6 von 10 Privatkonkurse betreffen Männer

Während im Vorjahr die Zahl der eröffneten Schuldenregulierungsverfahren im Vergleich zu 2023 leicht rückläufig war, hat sich die Schuldenhöhe im Schnitt auf 113.000 Euro erhöht.  

Wien, 03.02.2025 – Eine aktuelle KSV1870 Analyse zu den eröffneten Schuldenregulierungsverfahren im Jahr 2024 zeigt, dass in Österreich weiterhin vor allem Männer (61 %) von einem Privatkonkurs betroffen sind. Die Gründe dafür liegen häufig in einer ehemals selbständigen Tätigkeit, denn es ist nach wie vor so, dass mehrheitlich Männer auf selbständiger Basis tätig sind. Auch deshalb ist puncto durchschnittlicher Schuldenhöhe ein deutliches Delta zwischen Mann (138.000 Euro) und Frau (77.000 Euro) erkennbar. Abseits davon ist die Zahl der Privatkonkurse vor allem bei den älteren Generationen gestiegen.

*DIE AUFGABEN:*
#1 Kannst du im Text über Privatkonkurse die Passage von „Während im Vorjahr“ bis „113.000 Euro erhöht.“ so bearbeiten, dass „leicht rückläufig“ durch „etwas gesunken“ ersetzt wird?
#2 Wie geht der Text über Privatkonkurse nach seinem letzten Satz weiter? Setze ihn fort.

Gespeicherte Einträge
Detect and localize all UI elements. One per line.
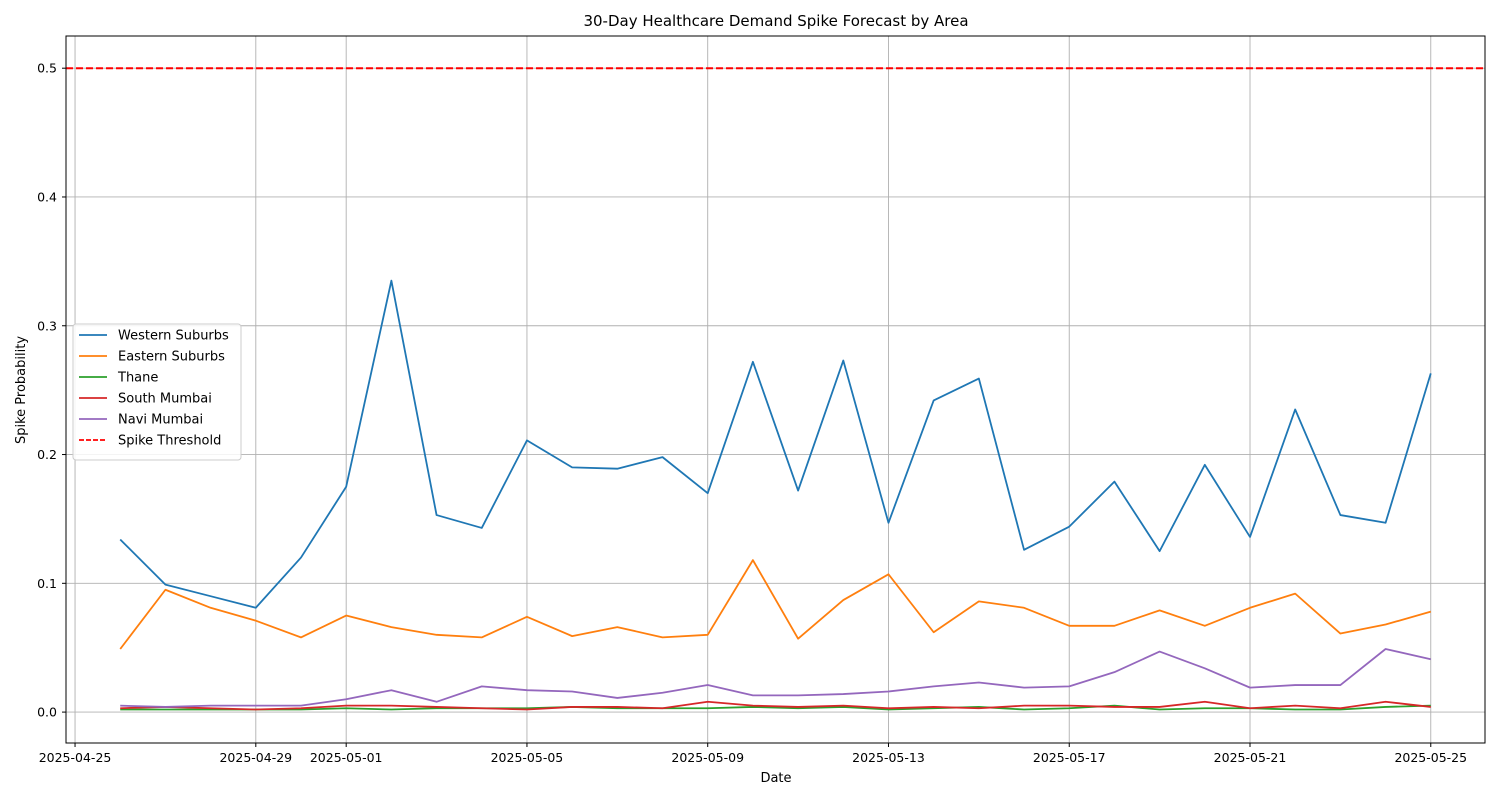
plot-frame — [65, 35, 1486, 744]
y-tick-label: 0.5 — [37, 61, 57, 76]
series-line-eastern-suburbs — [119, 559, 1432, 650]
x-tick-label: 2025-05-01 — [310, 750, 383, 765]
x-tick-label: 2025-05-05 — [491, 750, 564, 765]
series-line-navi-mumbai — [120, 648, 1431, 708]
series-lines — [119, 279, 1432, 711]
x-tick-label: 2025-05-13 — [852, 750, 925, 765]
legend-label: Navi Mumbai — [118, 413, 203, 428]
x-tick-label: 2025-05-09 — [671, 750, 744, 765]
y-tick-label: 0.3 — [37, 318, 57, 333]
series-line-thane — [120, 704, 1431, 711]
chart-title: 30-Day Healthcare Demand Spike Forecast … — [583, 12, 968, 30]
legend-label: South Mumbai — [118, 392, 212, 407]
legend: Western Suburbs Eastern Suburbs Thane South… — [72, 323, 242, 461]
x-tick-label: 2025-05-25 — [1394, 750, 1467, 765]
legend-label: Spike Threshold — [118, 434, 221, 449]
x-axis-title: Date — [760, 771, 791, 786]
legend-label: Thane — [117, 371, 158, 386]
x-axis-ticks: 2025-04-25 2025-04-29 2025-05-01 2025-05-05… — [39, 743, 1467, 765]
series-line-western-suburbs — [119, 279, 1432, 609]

*DIE ANTWORTEN:*
#1
Während im Vorjahr die Zahl der eröffneten Schuldenregulierungsverfahren im Vergleich zu 2023 etwas gesunken war, hat sich die Schuldenhöhe im Schnitt auf 113.000 Euro erhöht.

#2
Das erhebliche Delta puncto Schuldenausmaß zwischen Männern und Frauen liegt auch an der vermehrten beruflichen Selbständigkeit der Männer. 

Die Zahl der eröffneten Schuldenregulierungsverfahren ist im vergangenen Jahr gegenüber dem Jahr 2023 um 0,3 Prozent auf 8.822 Fälle leicht gesunken (24 Fälle pro Tag). Dabei mussten Männer (61 %) deutlich häufiger den Weg in den Privatkonkurs antreten als Frauen (39 %). Gleichzeitig fällt auf, dass sich im Vorjahr das durchschnittlichen Schuldenausmaß auf insgesamt 113.000 Euro (+ 9.000 Euro) erhöht hat. Während jenes der Männer um 10.000 Euro auf 138.000 Euro angewachsen ist, ist jenes der Frauen um 8.000 Euro auf 77.000 Euro gestiegen. „Das erhebliche Delta puncto Schuldenausmaß zwischen Männern und Frauen liegt auch an der vermehrten beruflichen Selbständigkeit der Männer. Häufig sind hier unternehmerische Schulden inkludiert, weshalb die Schulden deutlich höher ausfallen“, erklärt MMag. Karl-Heinz Götze, MBA, Leiter KSV1870 Insolvenz. Insgesamt deutlich niedriger fällt das durchschnittliche Schuldenausmaß (66.000 Euro) hingegen aus, wenn ausschließlich „echte Privat- bzw. Konsumschulden“ von Privatpersonen ausgewertet werden – also jene Fälle, die nicht aufgrund einer ehemaligen Selbständigkeit entstanden sind. Unterschieden nach Geschlechtern belaufen sich diese bei Männern auf 74.000 Euro, bei den Frauen sind es 53.000 Euro.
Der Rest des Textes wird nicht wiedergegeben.